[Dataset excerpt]
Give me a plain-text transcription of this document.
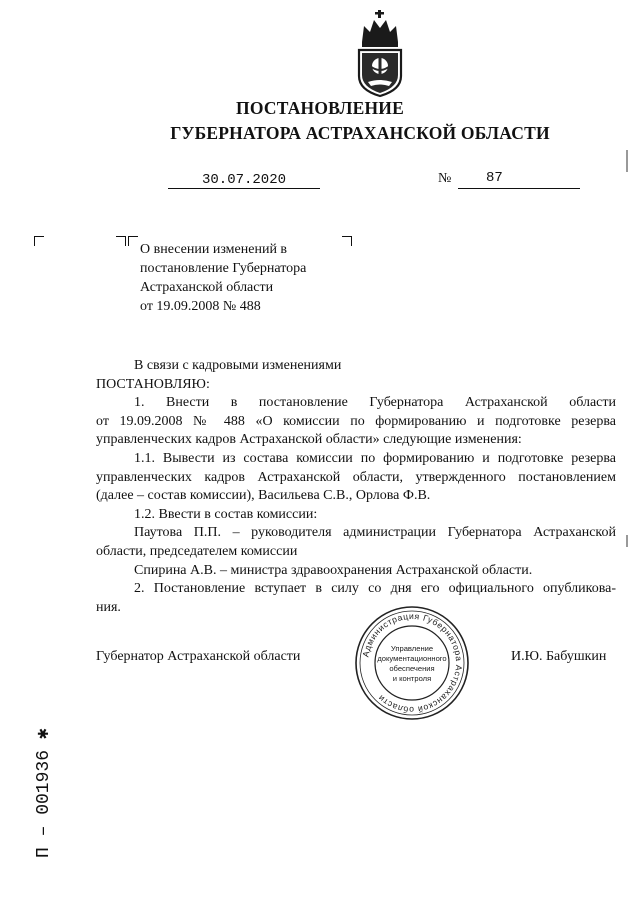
ПОСТАНОВЛЕНИЕ
ГУБЕРНАТОРА АСТРАХАНСКОЙ ОБЛАСТИ
30.07.2020	№ 87
О внесении изменений в
постановление Губернатора
Астраханской области
от 19.09.2008 № 488
В связи с кадровыми изменениями
ПОСТАНОВЛЯЮ:
1. Внести в постановление Губернатора Астраханской области
от 19.09.2008 № 488 «О комиссии по формированию и подготовке резерва
управленческих кадров Астраханской области» следующие изменения:
1.1. Вывести из состава комиссии по формированию и подготовке резерва
управленческих кадров Астраханской области, утвержденного постановлением
(далее – состав комиссии), Васильева С.В., Орлова Ф.В.
1.2. Ввести в состав комиссии:
Паутова П.П. – руководителя администрации Губернатора Астраханской
области, председателем комиссии
Спирина А.В. – министра здравоохранения Астраханской области.
2. Постановление вступает в силу со дня его официального опубликова-
ния.
Губернатор Астраханской области	И.Ю. Бабушкин
Администрация Губернатора Астраханской области
Управление
документационного
обеспечения
и контроля
П – 001936 ✱
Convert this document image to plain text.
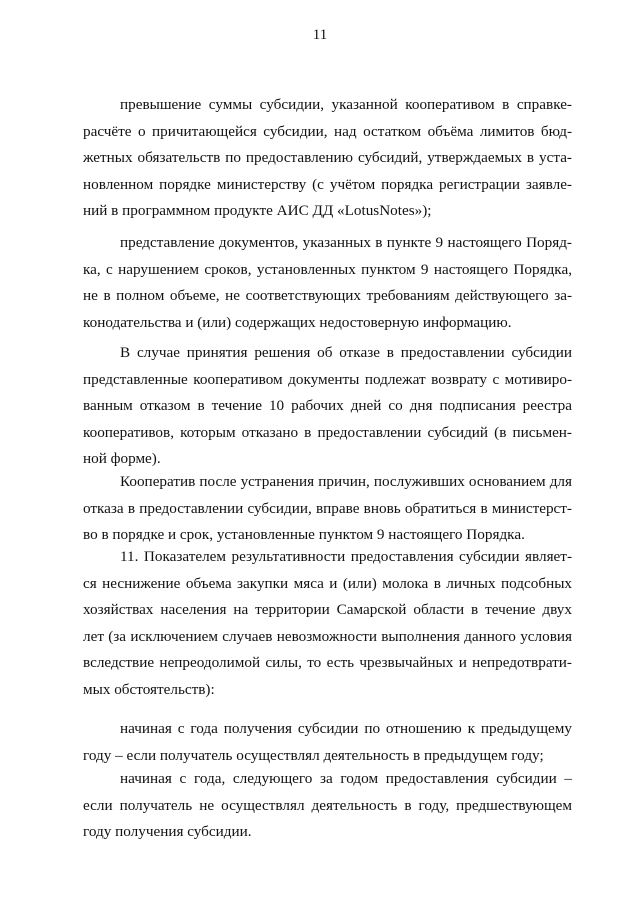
11
превышение суммы субсидии, указанной кооперативом в справке-
расчёте о причитающейся субсидии, над остатком объёма лимитов бюд-
жетных обязательств по предоставлению субсидий, утверждаемых в уста-
новленном порядке министерству (с учётом порядка регистрации заявле-
ний в программном продукте АИС ДД «LotusNotes»);
представление документов, указанных в пункте 9 настоящего Поряд-
ка, с нарушением сроков, установленных пунктом 9 настоящего Порядка,
не в полном объеме, не соответствующих требованиям действующего за-
конодательства и (или) содержащих недостоверную информацию.
В случае принятия решения об отказе в предоставлении субсидии
представленные кооперативом документы подлежат возврату с мотивиро-
ванным отказом в течение 10 рабочих дней со дня подписания реестра
кооперативов, которым отказано в предоставлении субсидий (в письмен-
ной форме).
Кооператив после устранения причин, послуживших основанием для
отказа в предоставлении субсидии, вправе вновь обратиться в министерст-
во в порядке и срок, установленные пунктом 9 настоящего Порядка.
11. Показателем результативности предоставления субсидии являет-
ся неснижение объема закупки мяса и (или) молока в личных подсобных
хозяйствах населения на территории Самарской области в течение двух
лет (за исключением случаев невозможности выполнения данного условия
вследствие непреодолимой силы, то есть чрезвычайных и непредотврати-
мых обстоятельств):
начиная с года получения субсидии по отношению к предыдущему
году – если получатель осуществлял деятельность в предыдущем году;
начиная с года, следующего за годом предоставления субсидии –
если получатель не осуществлял деятельность в году, предшествующем
году получения субсидии.
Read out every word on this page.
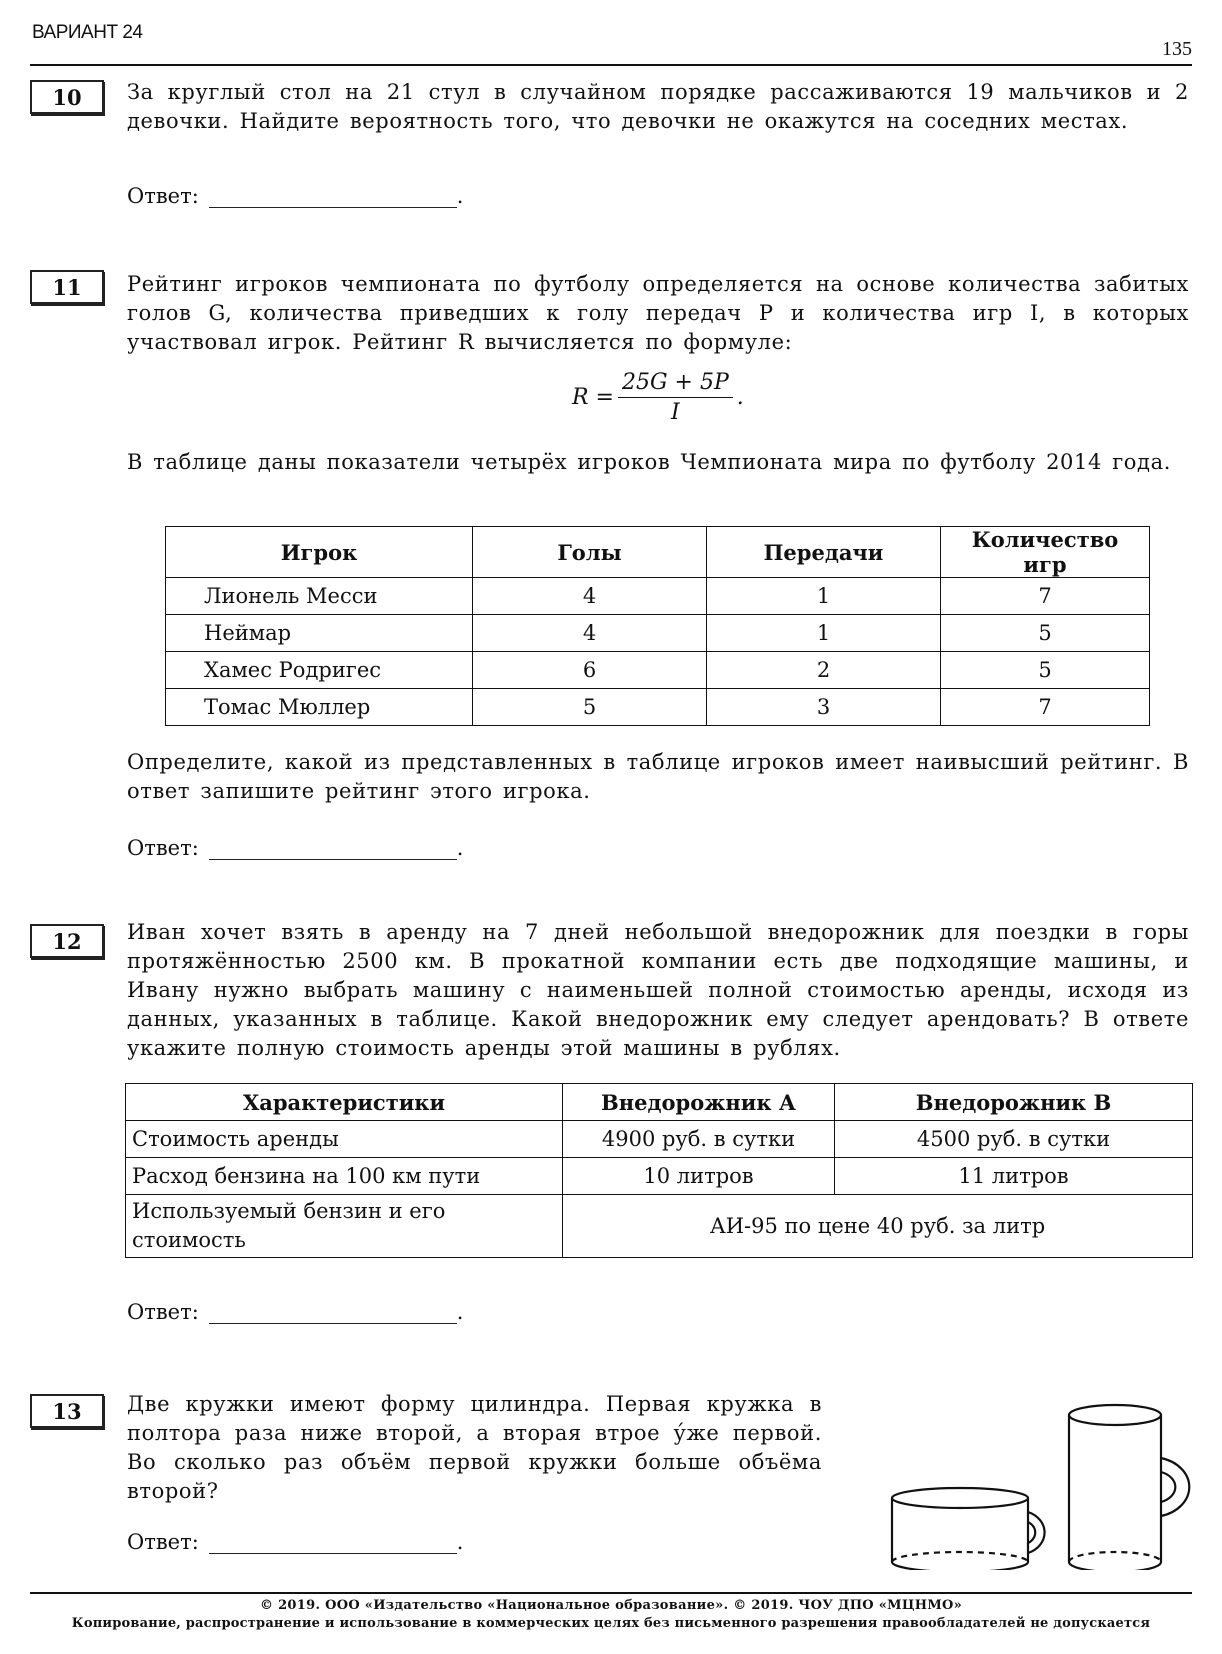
ВАРИАНТ 24
135
10	За круглый стол на 21 стул в случайном порядке рассаживаются 19 мальчиков и 2 девочки. Найдите вероятность того, что девочки не окажутся на соседних местах.
Ответ:	.
11	Рейтинг игроков чемпионата по футболу определяется на основе количества забитых голов G, количества приведших к голу передач P и количества игр I, в которых участвовал игрок. Рейтинг R вычисляется по формуле:
$R = \frac{25G + 5P}{I}$ .
В таблице даны показатели четырёх игроков Чемпионата мира по футболу 2014 года.
Игрок	Голы	Передачи	Количество игр
Лионель Месси	4	1	7
Неймар	4	1	5
Хамес Родригес	6	2	5
Томас Мюллер	5	3	7
Определите, какой из представленных в таблице игроков имеет наивысший рейтинг. В ответ запишите рейтинг этого игрока.
Ответ:	.
12	Иван хочет взять в аренду на 7 дней небольшой внедорожник для поездки в горы протяжённостью 2500 км. В прокатной компании есть две подходящие машины, и Ивану нужно выбрать машину с наименьшей полной стоимостью аренды, исходя из данных, указанных в таблице. Какой внедорожник ему следует арендовать? В ответе укажите полную стоимость аренды этой машины в рублях.
Характеристики	Внедорожник А	Внедорожник В
Стоимость аренды	4900 руб. в сутки	4500 руб. в сутки
Расход бензина на 100 км пути	10 литров	11 литров
Используемый бензин и его стоимость	АИ-95 по цене 40 руб. за литр	
Ответ:	.
13	Две кружки имеют форму цилиндра. Первая кружка в полтора раза ниже второй, а вторая втрое у́же первой. Во сколько раз объём первой кружки больше объёма второй?
Ответ:	.
© 2019. ООО «Издательство «Национальное образование». © 2019. ЧОУ ДПО «МЦНМО»
Копирование, распространение и использование в коммерческих целях без письменного разрешения правообладателей не допускается
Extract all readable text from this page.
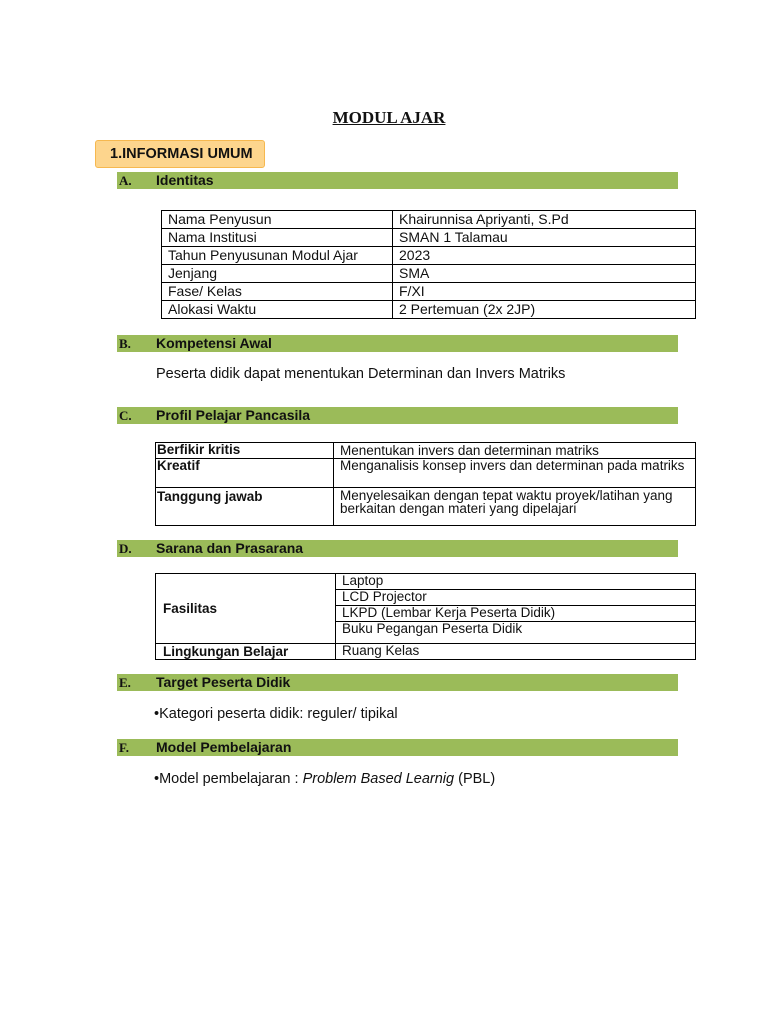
MODUL AJAR
1.INFORMASI UMUM
A. Identitas
Nama Penyusun	Khairunnisa Apriyanti, S.Pd
Nama Institusi	SMAN 1 Talamau
Tahun Penyusunan Modul Ajar	2023
Jenjang	SMA
Fase/ Kelas	F/XI
Alokasi Waktu	2 Pertemuan (2x 2JP)
B. Kompetensi Awal
Peserta didik dapat menentukan Determinan dan Invers Matriks
C. Profil Pelajar Pancasila
Berfikir kritis	Menentukan invers dan determinan matriks
Kreatif	Menganalisis konsep invers dan determinan pada matriks
Tanggung jawab	Menyelesaikan dengan tepat waktu proyek/latihan yang berkaitan dengan materi yang dipelajari
D. Sarana dan Prasarana
Fasilitas	Laptop
	LCD Projector
	LKPD (Lembar Kerja Peserta Didik)
	Buku Pegangan Peserta Didik
Lingkungan Belajar	Ruang Kelas
E. Target Peserta Didik
•Kategori peserta didik: reguler/ tipikal
F. Model Pembelajaran
•Model pembelajaran : Problem Based Learnig (PBL)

■ REQUIREMENTS
In your copy, repeat each record exactly and include no pictures.

■ ANSWER BELOW
Give me a plain-text transcription of this document.
ПОСТАНОВЛЕНИЕ
ГУБЕРНАТОРА АСТРАХАНСКОЙ ОБЛАСТИ
30.07.2020	№ 87
О внесении изменений в
постановление Губернатора
Астраханской области
от 19.09.2008 № 488
В связи с кадровыми изменениями
ПОСТАНОВЛЯЮ:
1. Внести в постановление Губернатора Астраханской области
от 19.09.2008 № 488 «О комиссии по формированию и подготовке резерва
управленческих кадров Астраханской области» следующие изменения:
1.1. Вывести из состава комиссии по формированию и подготовке резерва
управленческих кадров Астраханской области, утвержденного постановлением
(далее – состав комиссии), Васильева С.В., Орлова Ф.В.
1.2. Ввести в состав комиссии:
Паутова П.П. – руководителя администрации Губернатора Астраханской
области, председателем комиссии
Спирина А.В. – министра здравоохранения Астраханской области.
2. Постановление вступает в силу со дня его официального опубликова-
ния.
Губернатор Астраханской области	И.Ю. Бабушкин
Администрация Губернатора Астраханской области
Управление
документационного
обеспечения
и контроля
П – 001936 ✱
Convert this document image to plain text.
11
превышение суммы субсидии, указанной кооперативом в справке-
расчёте о причитающейся субсидии, над остатком объёма лимитов бюд-
жетных обязательств по предоставлению субсидий, утверждаемых в уста-
новленном порядке министерству (с учётом порядка регистрации заявле-
ний в программном продукте АИС ДД «LotusNotes»);
представление документов, указанных в пункте 9 настоящего Поряд-
ка, с нарушением сроков, установленных пунктом 9 настоящего Порядка,
не в полном объеме, не соответствующих требованиям действующего за-
конодательства и (или) содержащих недостоверную информацию.
В случае принятия решения об отказе в предоставлении субсидии
представленные кооперативом документы подлежат возврату с мотивиро-
ванным отказом в течение 10 рабочих дней со дня подписания реестра
кооперативов, которым отказано в предоставлении субсидий (в письмен-
ной форме).
Кооператив после устранения причин, послуживших основанием для
отказа в предоставлении субсидии, вправе вновь обратиться в министерст-
во в порядке и срок, установленные пунктом 9 настоящего Порядка.
11. Показателем результативности предоставления субсидии являет-
ся неснижение объема закупки мяса и (или) молока в личных подсобных
хозяйствах населения на территории Самарской области в течение двух
лет (за исключением случаев невозможности выполнения данного условия
вследствие непреодолимой силы, то есть чрезвычайных и непредотврати-
мых обстоятельств):
начиная с года получения субсидии по отношению к предыдущему
году – если получатель осуществлял деятельность в предыдущем году;
начиная с года, следующего за годом предоставления субсидии –
если получатель не осуществлял деятельность в году, предшествующем
году получения субсидии.
Read out every word on this page.
ВАРИАНТ 24
135
10	За круглый стол на 21 стул в случайном порядке рассаживаются 19 мальчиков и 2 девочки. Найдите вероятность того, что девочки не окажутся на соседних местах.
Ответ:	.
11	Рейтинг игроков чемпионата по футболу определяется на основе количества забитых голов G, количества приведших к голу передач P и количества игр I, в которых участвовал игрок. Рейтинг R вычисляется по формуле:
$R = \frac{25G + 5P}{I}$ .
В таблице даны показатели четырёх игроков Чемпионата мира по футболу 2014 года.
Игрок	Голы	Передачи	Количество игр
Лионель Месси	4	1	7
Неймар	4	1	5
Хамес Родригес	6	2	5
Томас Мюллер	5	3	7
Определите, какой из представленных в таблице игроков имеет наивысший рейтинг. В ответ запишите рейтинг этого игрока.
Ответ:	.
12	Иван хочет взять в аренду на 7 дней небольшой внедорожник для поездки в горы протяжённостью 2500 км. В прокатной компании есть две подходящие машины, и Ивану нужно выбрать машину с наименьшей полной стоимостью аренды, исходя из данных, указанных в таблице. Какой внедорожник ему следует арендовать? В ответе укажите полную стоимость аренды этой машины в рублях.
Характеристики	Внедорожник А	Внедорожник В
Стоимость аренды	4900 руб. в сутки	4500 руб. в сутки
Расход бензина на 100 км пути	10 литров	11 литров
Используемый бензин и его стоимость	АИ-95 по цене 40 руб. за литр	
Ответ:	.
13	Две кружки имеют форму цилиндра. Первая кружка в полтора раза ниже второй, а вторая втрое у́же первой. Во сколько раз объём первой кружки больше объёма второй?
Ответ:	.
© 2019. ООО «Издательство «Национальное образование». © 2019. ЧОУ ДПО «МЦНМО»
Копирование, распространение и использование в коммерческих целях без письменного разрешения правообладателей не допускается
Extract all readable text from this page.
MODUL AJAR
1.INFORMASI UMUM
A. Identitas
Nama Penyusun	Khairunnisa Apriyanti, S.Pd
Nama Institusi	SMAN 1 Talamau
Tahun Penyusunan Modul Ajar	2023
Jenjang	SMA
Fase/ Kelas	F/XI
Alokasi Waktu	2 Pertemuan (2x 2JP)
B. Kompetensi Awal
Peserta didik dapat menentukan Determinan dan Invers Matriks
C. Profil Pelajar Pancasila
Berfikir kritis	Menentukan invers dan determinan matriks
Kreatif	Menganalisis konsep invers dan determinan pada matriks
Tanggung jawab	Menyelesaikan dengan tepat waktu proyek/latihan yang berkaitan dengan materi yang dipelajari
D. Sarana dan Prasarana
Fasilitas	Laptop
	LCD Projector
	LKPD (Lembar Kerja Peserta Didik)
	Buku Pegangan Peserta Didik
Lingkungan Belajar	Ruang Kelas
E. Target Peserta Didik
•Kategori peserta didik: reguler/ tipikal
F. Model Pembelajaran
•Model pembelajaran : Problem Based Learnig (PBL)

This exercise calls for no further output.